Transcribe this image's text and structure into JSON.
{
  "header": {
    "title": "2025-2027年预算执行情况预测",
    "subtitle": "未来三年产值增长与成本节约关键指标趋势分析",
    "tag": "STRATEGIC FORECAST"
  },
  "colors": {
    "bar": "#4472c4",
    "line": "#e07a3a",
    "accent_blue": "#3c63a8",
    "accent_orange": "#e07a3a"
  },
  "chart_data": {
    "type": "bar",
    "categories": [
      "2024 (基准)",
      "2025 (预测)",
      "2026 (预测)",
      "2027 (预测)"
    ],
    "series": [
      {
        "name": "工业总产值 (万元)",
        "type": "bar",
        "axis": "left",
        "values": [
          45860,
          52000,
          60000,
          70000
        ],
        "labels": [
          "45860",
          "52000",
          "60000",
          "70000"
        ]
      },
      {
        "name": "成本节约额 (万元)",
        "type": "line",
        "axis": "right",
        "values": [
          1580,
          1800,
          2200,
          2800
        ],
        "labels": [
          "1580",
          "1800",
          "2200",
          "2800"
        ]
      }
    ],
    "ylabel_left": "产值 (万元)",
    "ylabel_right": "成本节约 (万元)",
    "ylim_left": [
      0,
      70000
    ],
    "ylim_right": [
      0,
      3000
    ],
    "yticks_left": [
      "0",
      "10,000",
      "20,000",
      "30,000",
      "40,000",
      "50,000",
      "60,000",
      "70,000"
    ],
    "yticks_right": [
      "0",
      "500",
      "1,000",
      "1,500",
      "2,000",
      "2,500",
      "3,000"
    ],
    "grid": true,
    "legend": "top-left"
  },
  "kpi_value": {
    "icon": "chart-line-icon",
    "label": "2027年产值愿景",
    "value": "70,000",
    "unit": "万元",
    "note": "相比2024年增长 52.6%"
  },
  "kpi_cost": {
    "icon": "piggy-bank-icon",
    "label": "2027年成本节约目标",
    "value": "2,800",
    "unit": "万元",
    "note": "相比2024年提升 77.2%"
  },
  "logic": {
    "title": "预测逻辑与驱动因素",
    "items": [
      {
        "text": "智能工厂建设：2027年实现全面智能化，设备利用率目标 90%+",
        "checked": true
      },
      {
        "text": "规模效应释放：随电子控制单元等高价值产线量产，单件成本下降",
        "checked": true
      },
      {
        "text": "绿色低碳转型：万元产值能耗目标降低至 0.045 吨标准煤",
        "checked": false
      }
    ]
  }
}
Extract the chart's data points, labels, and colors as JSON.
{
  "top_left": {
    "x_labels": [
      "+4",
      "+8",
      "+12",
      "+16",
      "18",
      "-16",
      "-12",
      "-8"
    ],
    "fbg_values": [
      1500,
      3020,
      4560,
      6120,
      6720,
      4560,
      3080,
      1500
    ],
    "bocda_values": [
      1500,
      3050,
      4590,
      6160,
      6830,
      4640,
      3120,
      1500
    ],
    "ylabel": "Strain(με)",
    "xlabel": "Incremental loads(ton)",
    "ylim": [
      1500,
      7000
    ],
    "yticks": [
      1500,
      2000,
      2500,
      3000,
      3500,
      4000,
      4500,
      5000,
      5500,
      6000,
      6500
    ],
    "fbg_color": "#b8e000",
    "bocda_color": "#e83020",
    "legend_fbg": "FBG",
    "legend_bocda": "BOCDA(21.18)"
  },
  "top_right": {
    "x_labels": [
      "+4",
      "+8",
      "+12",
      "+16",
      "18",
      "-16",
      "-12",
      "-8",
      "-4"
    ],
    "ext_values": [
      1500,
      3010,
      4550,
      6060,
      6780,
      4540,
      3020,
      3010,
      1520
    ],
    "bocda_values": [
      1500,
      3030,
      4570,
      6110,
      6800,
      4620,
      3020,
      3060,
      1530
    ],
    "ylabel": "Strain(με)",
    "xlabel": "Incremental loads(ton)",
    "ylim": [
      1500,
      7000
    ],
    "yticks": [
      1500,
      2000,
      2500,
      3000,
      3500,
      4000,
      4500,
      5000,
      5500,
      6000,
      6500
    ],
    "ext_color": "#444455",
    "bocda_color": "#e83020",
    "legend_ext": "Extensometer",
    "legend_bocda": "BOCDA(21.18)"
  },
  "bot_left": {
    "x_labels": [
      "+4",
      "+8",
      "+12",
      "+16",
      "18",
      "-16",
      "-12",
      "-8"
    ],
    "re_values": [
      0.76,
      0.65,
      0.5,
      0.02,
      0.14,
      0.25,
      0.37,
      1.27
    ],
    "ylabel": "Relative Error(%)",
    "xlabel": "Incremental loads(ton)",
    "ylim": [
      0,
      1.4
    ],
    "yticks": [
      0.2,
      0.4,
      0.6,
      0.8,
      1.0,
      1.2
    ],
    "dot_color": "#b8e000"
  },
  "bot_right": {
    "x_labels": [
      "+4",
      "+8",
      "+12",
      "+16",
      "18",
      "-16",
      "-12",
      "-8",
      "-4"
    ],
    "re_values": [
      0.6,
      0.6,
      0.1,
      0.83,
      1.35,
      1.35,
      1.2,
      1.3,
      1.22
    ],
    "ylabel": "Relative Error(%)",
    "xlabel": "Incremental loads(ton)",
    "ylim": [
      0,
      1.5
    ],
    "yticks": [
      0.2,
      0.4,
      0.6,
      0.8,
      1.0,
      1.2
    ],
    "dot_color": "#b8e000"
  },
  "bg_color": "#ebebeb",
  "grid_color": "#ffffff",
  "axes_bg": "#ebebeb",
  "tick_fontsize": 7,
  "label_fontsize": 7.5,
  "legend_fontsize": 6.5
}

**Problem:** Exactly reproduce every line of the data above.

**Answer for this exercise:**
Transcribe this image's text and structure into JSON.
{
  "header": {
    "title": "2025-2027年预算执行情况预测",
    "subtitle": "未来三年产值增长与成本节约关键指标趋势分析",
    "tag": "STRATEGIC FORECAST"
  },
  "colors": {
    "bar": "#4472c4",
    "line": "#e07a3a",
    "accent_blue": "#3c63a8",
    "accent_orange": "#e07a3a"
  },
  "chart_data": {
    "type": "bar",
    "categories": [
      "2024 (基准)",
      "2025 (预测)",
      "2026 (预测)",
      "2027 (预测)"
    ],
    "series": [
      {
        "name": "工业总产值 (万元)",
        "type": "bar",
        "axis": "left",
        "values": [
          45860,
          52000,
          60000,
          70000
        ],
        "labels": [
          "45860",
          "52000",
          "60000",
          "70000"
        ]
      },
      {
        "name": "成本节约额 (万元)",
        "type": "line",
        "axis": "right",
        "values": [
          1580,
          1800,
          2200,
          2800
        ],
        "labels": [
          "1580",
          "1800",
          "2200",
          "2800"
        ]
      }
    ],
    "ylabel_left": "产值 (万元)",
    "ylabel_right": "成本节约 (万元)",
    "ylim_left": [
      0,
      70000
    ],
    "ylim_right": [
      0,
      3000
    ],
    "yticks_left": [
      "0",
      "10,000",
      "20,000",
      "30,000",
      "40,000",
      "50,000",
      "60,000",
      "70,000"
    ],
    "yticks_right": [
      "0",
      "500",
      "1,000",
      "1,500",
      "2,000",
      "2,500",
      "3,000"
    ],
    "grid": true,
    "legend": "top-left"
  },
  "kpi_value": {
    "icon": "chart-line-icon",
    "label": "2027年产值愿景",
    "value": "70,000",
    "unit": "万元",
    "note": "相比2024年增长 52.6%"
  },
  "kpi_cost": {
    "icon": "piggy-bank-icon",
    "label": "2027年成本节约目标",
    "value": "2,800",
    "unit": "万元",
    "note": "相比2024年提升 77.2%"
  },
  "logic": {
    "title": "预测逻辑与驱动因素",
    "items": [
      {
        "text": "智能工厂建设：2027年实现全面智能化，设备利用率目标 90%+",
        "checked": true
      },
      {
        "text": "规模效应释放：随电子控制单元等高价值产线量产，单件成本下降",
        "checked": true
      },
      {
        "text": "绿色低碳转型：万元产值能耗目标降低至 0.045 吨标准煤",
        "checked": false
      }
    ]
  }
}
Extract the chart's data points, labels, and colors as JSON.
{
  "top_left": {
    "x_labels": [
      "+4",
      "+8",
      "+12",
      "+16",
      "18",
      "-16",
      "-12",
      "-8"
    ],
    "fbg_values": [
      1500,
      3020,
      4560,
      6120,
      6720,
      4560,
      3080,
      1500
    ],
    "bocda_values": [
      1500,
      3050,
      4590,
      6160,
      6830,
      4640,
      3120,
      1500
    ],
    "ylabel": "Strain(με)",
    "xlabel": "Incremental loads(ton)",
    "ylim": [
      1500,
      7000
    ],
    "yticks": [
      1500,
      2000,
      2500,
      3000,
      3500,
      4000,
      4500,
      5000,
      5500,
      6000,
      6500
    ],
    "fbg_color": "#b8e000",
    "bocda_color": "#e83020",
    "legend_fbg": "FBG",
    "legend_bocda": "BOCDA(21.18)"
  },
  "top_right": {
    "x_labels": [
      "+4",
      "+8",
      "+12",
      "+16",
      "18",
      "-16",
      "-12",
      "-8",
      "-4"
    ],
    "ext_values": [
      1500,
      3010,
      4550,
      6060,
      6780,
      4540,
      3020,
      3010,
      1520
    ],
    "bocda_values": [
      1500,
      3030,
      4570,
      6110,
      6800,
      4620,
      3020,
      3060,
      1530
    ],
    "ylabel": "Strain(με)",
    "xlabel": "Incremental loads(ton)",
    "ylim": [
      1500,
      7000
    ],
    "yticks": [
      1500,
      2000,
      2500,
      3000,
      3500,
      4000,
      4500,
      5000,
      5500,
      6000,
      6500
    ],
    "ext_color": "#444455",
    "bocda_color": "#e83020",
    "legend_ext": "Extensometer",
    "legend_bocda": "BOCDA(21.18)"
  },
  "bot_left": {
    "x_labels": [
      "+4",
      "+8",
      "+12",
      "+16",
      "18",
      "-16",
      "-12",
      "-8"
    ],
    "re_values": [
      0.76,
      0.65,
      0.5,
      0.02,
      0.14,
      0.25,
      0.37,
      1.27
    ],
    "ylabel": "Relative Error(%)",
    "xlabel": "Incremental loads(ton)",
    "ylim": [
      0,
      1.4
    ],
    "yticks": [
      0.2,
      0.4,
      0.6,
      0.8,
      1.0,
      1.2
    ],
    "dot_color": "#b8e000"
  },
  "bot_right": {
    "x_labels": [
      "+4",
      "+8",
      "+12",
      "+16",
      "18",
      "-16",
      "-12",
      "-8",
      "-4"
    ],
    "re_values": [
      0.6,
      0.6,
      0.1,
      0.83,
      1.35,
      1.35,
      1.2,
      1.3,
      1.22
    ],
    "ylabel": "Relative Error(%)",
    "xlabel": "Incremental loads(ton)",
    "ylim": [
      0,
      1.5
    ],
    "yticks": [
      0.2,
      0.4,
      0.6,
      0.8,
      1.0,
      1.2
    ],
    "dot_color": "#b8e000"
  },
  "bg_color": "#ebebeb",
  "grid_color": "#ffffff",
  "axes_bg": "#ebebeb",
  "tick_fontsize": 7,
  "label_fontsize": 7.5,
  "legend_fontsize": 6.5
}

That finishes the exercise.